[Dataset rows about figures]
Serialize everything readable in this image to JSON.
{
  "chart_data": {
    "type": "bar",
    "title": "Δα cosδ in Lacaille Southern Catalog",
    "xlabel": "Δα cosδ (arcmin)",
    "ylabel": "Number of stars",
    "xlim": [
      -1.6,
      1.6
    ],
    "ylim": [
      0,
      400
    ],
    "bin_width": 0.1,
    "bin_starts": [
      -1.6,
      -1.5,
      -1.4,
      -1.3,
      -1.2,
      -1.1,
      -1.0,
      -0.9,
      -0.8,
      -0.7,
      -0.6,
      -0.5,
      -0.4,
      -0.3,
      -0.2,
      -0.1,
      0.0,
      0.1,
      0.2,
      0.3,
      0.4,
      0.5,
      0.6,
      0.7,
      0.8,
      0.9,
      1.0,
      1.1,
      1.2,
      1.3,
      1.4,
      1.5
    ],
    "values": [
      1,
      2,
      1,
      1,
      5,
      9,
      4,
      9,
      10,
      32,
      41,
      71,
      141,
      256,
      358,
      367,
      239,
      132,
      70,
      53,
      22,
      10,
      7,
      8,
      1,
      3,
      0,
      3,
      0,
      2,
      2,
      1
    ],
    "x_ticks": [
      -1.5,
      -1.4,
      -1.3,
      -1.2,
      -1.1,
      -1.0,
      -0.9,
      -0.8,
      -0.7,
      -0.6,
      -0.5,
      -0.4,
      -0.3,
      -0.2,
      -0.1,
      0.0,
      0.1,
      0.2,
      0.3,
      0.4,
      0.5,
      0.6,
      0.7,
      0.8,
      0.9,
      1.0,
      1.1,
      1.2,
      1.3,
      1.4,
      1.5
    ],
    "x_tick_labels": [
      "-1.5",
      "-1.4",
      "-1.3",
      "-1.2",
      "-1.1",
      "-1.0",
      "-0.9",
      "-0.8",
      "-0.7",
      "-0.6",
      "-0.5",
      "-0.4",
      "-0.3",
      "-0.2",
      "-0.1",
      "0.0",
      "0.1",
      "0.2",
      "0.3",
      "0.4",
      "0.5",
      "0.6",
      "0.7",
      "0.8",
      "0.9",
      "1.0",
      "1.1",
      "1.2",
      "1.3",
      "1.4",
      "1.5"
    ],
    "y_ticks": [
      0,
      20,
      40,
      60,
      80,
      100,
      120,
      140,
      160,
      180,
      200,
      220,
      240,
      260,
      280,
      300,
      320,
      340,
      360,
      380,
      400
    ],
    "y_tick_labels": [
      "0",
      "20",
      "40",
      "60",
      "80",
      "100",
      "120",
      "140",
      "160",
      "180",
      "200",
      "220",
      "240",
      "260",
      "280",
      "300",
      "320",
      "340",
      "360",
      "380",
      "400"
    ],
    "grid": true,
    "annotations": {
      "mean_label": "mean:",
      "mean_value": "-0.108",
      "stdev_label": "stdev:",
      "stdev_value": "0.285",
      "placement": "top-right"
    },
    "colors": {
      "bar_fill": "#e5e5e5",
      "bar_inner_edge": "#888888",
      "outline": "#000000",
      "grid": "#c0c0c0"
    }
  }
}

- Task prompt -
Report how many lines of the preceding records include "cosδ". Output the number only.

- Correct answer -
2